[Data listing]
___

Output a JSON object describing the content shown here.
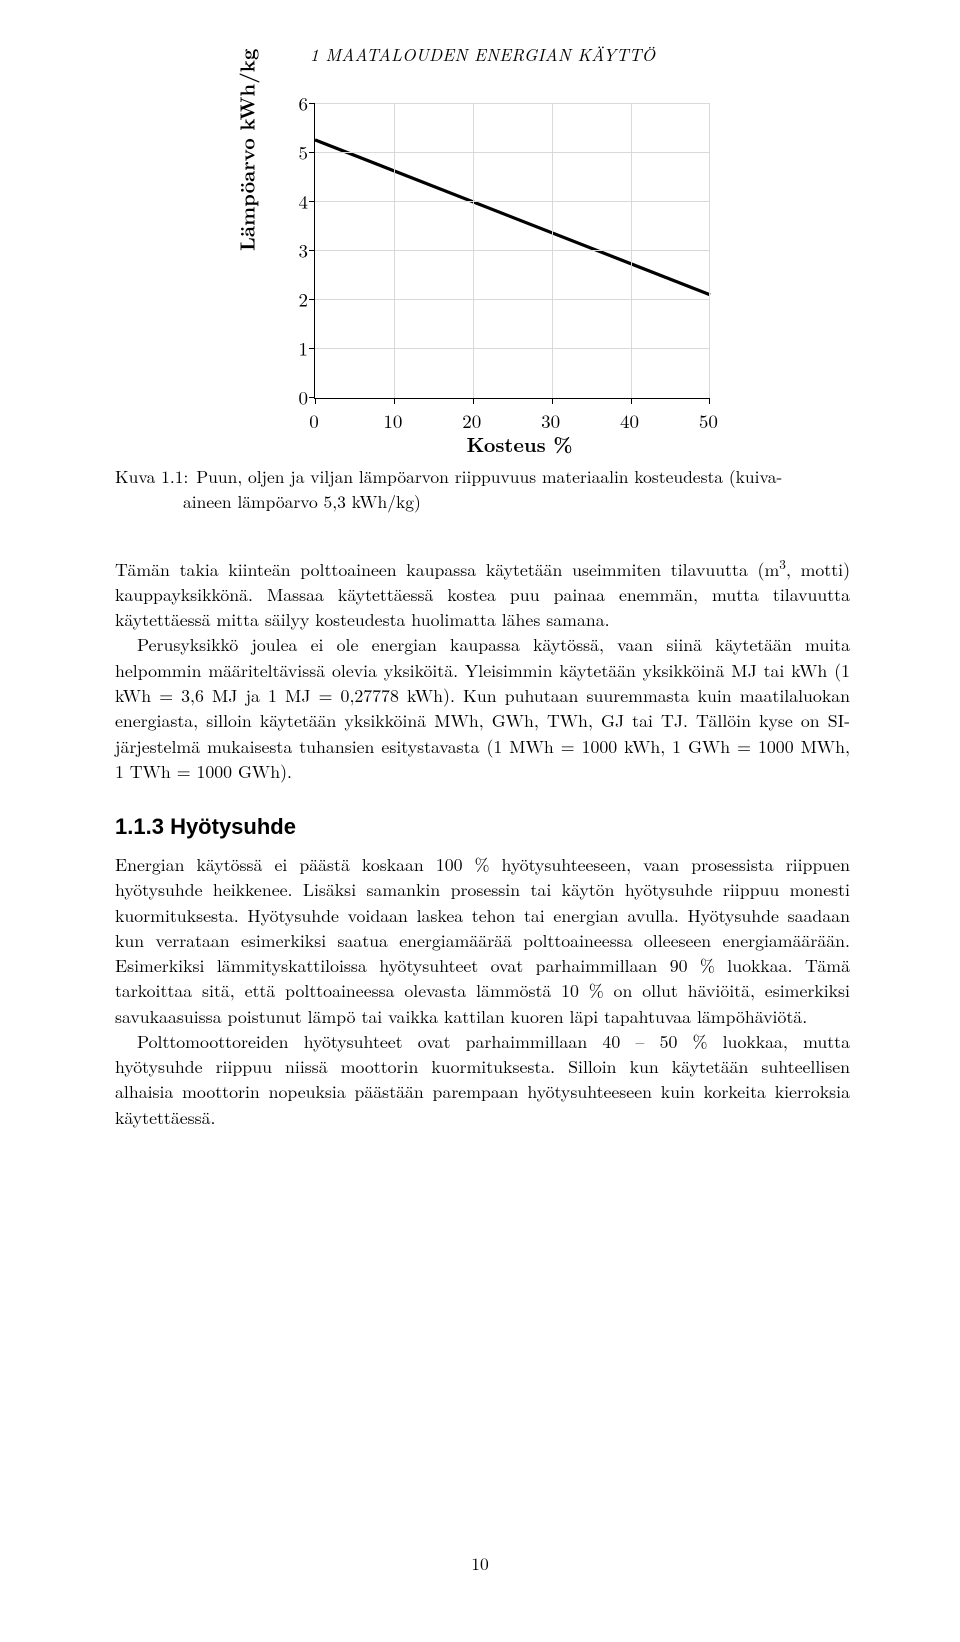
{
  "running_head": "1 MAATALOUDEN ENERGIAN KÄYTTÖ",
  "chart": {
    "type": "line",
    "ylabel": "Lämpöarvo kWh/kg",
    "xlabel": "Kosteus %",
    "xlim": [
      0,
      50
    ],
    "ylim": [
      0,
      6
    ],
    "xticks": [
      0,
      10,
      20,
      30,
      40,
      50
    ],
    "yticks": [
      0,
      1,
      2,
      3,
      4,
      5,
      6
    ],
    "grid_color": "#d9d9d9",
    "axis_color": "#000000",
    "line_color": "#000000",
    "line_width": 3.2,
    "tick_fontsize": 19,
    "label_fontsize": 20,
    "series": {
      "x": [
        0,
        50
      ],
      "y": [
        5.25,
        2.1
      ]
    }
  },
  "caption": {
    "label": "Kuva 1.1:",
    "line1": "Puun, oljen ja viljan lämpöarvon riippuvuus materiaalin kosteudesta (kuiva-",
    "line2": "aineen lämpöarvo 5,3 kWh/kg)"
  },
  "para1_a": "Tämän takia kiinteän polttoaineen kaupassa käytetään useimmiten tilavuutta (m",
  "para1_sup": "3",
  "para1_b": ", motti) kauppayksikkönä. Massaa käytettäessä kostea puu painaa enemmän, mutta tilavuutta käytettäessä mitta säilyy kosteudesta huolimatta lähes samana.",
  "para2": "Perusyksikkö joulea ei ole energian kaupassa käytössä, vaan siinä käytetään muita helpommin määriteltävissä olevia yksiköitä. Yleisimmin käytetään yksikköinä MJ tai kWh (1 kWh = 3,6 MJ ja 1 MJ = 0,27778 kWh). Kun puhutaan suuremmasta kuin maatilaluokan energiasta, silloin käytetään yksikköinä MWh, GWh, TWh, GJ tai TJ. Tällöin kyse on SI-järjestelmä mukaisesta tuhansien esitystavasta (1 MWh = 1000 kWh, 1 GWh = 1000 MWh, 1 TWh = 1000 GWh).",
  "section": {
    "number": "1.1.3",
    "title": "Hyötysuhde"
  },
  "para3": "Energian käytössä ei päästä koskaan 100 % hyötysuhteeseen, vaan prosessista riippuen hyötysuhde heikkenee. Lisäksi samankin prosessin tai käytön hyötysuhde riippuu monesti kuormituksesta. Hyötysuhde voidaan laskea tehon tai energian avulla. Hyötysuhde saadaan kun verrataan esimerkiksi saatua energiamäärää polttoaineessa olleeseen energiamäärään. Esimerkiksi lämmityskattiloissa hyötysuhteet ovat parhaimmillaan 90 % luokkaa. Tämä tarkoittaa sitä, että polttoaineessa olevasta lämmöstä 10 % on ollut häviöitä, esimerkiksi savukaasuissa poistunut lämpö tai vaikka kattilan kuoren läpi tapahtuvaa lämpöhäviötä.",
  "para4": "Polttomoottoreiden hyötysuhteet ovat parhaimmillaan 40 – 50 % luokkaa, mutta hyötysuhde riippuu niissä moottorin kuormituksesta. Silloin kun käytetään suhteellisen alhaisia moottorin nopeuksia päästään parempaan hyötysuhteeseen kuin korkeita kierroksia käytettäessä.",
  "page_number": "10"
}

___

▶ Problem details
Copy out each record shown above without alteration, skipping any picture.

▶ Output of the exercise
Output a JSON object describing the content shown here.
{
  "running_head": "1 MAATALOUDEN ENERGIAN KÄYTTÖ",
  "chart": {
    "type": "line",
    "ylabel": "Lämpöarvo kWh/kg",
    "xlabel": "Kosteus %",
    "xlim": [
      0,
      50
    ],
    "ylim": [
      0,
      6
    ],
    "xticks": [
      0,
      10,
      20,
      30,
      40,
      50
    ],
    "yticks": [
      0,
      1,
      2,
      3,
      4,
      5,
      6
    ],
    "grid_color": "#d9d9d9",
    "axis_color": "#000000",
    "line_color": "#000000",
    "line_width": 3.2,
    "tick_fontsize": 19,
    "label_fontsize": 20,
    "series": {
      "x": [
        0,
        50
      ],
      "y": [
        5.25,
        2.1
      ]
    }
  },
  "caption": {
    "label": "Kuva 1.1:",
    "line1": "Puun, oljen ja viljan lämpöarvon riippuvuus materiaalin kosteudesta (kuiva-",
    "line2": "aineen lämpöarvo 5,3 kWh/kg)"
  },
  "para1_a": "Tämän takia kiinteän polttoaineen kaupassa käytetään useimmiten tilavuutta (m",
  "para1_sup": "3",
  "para1_b": ", motti) kauppayksikkönä. Massaa käytettäessä kostea puu painaa enemmän, mutta tilavuutta käytettäessä mitta säilyy kosteudesta huolimatta lähes samana.",
  "para2": "Perusyksikkö joulea ei ole energian kaupassa käytössä, vaan siinä käytetään muita helpommin määriteltävissä olevia yksiköitä. Yleisimmin käytetään yksikköinä MJ tai kWh (1 kWh = 3,6 MJ ja 1 MJ = 0,27778 kWh). Kun puhutaan suuremmasta kuin maatilaluokan energiasta, silloin käytetään yksikköinä MWh, GWh, TWh, GJ tai TJ. Tällöin kyse on SI-järjestelmä mukaisesta tuhansien esitystavasta (1 MWh = 1000 kWh, 1 GWh = 1000 MWh, 1 TWh = 1000 GWh).",
  "section": {
    "number": "1.1.3",
    "title": "Hyötysuhde"
  },
  "para3": "Energian käytössä ei päästä koskaan 100 % hyötysuhteeseen, vaan prosessista riippuen hyötysuhde heikkenee. Lisäksi samankin prosessin tai käytön hyötysuhde riippuu monesti kuormituksesta. Hyötysuhde voidaan laskea tehon tai energian avulla. Hyötysuhde saadaan kun verrataan esimerkiksi saatua energiamäärää polttoaineessa olleeseen energiamäärään. Esimerkiksi lämmityskattiloissa hyötysuhteet ovat parhaimmillaan 90 % luokkaa. Tämä tarkoittaa sitä, että polttoaineessa olevasta lämmöstä 10 % on ollut häviöitä, esimerkiksi savukaasuissa poistunut lämpö tai vaikka kattilan kuoren läpi tapahtuvaa lämpöhäviötä.",
  "para4": "Polttomoottoreiden hyötysuhteet ovat parhaimmillaan 40 – 50 % luokkaa, mutta hyötysuhde riippuu niissä moottorin kuormituksesta. Silloin kun käytetään suhteellisen alhaisia moottorin nopeuksia päästään parempaan hyötysuhteeseen kuin korkeita kierroksia käytettäessä.",
  "page_number": "10"
}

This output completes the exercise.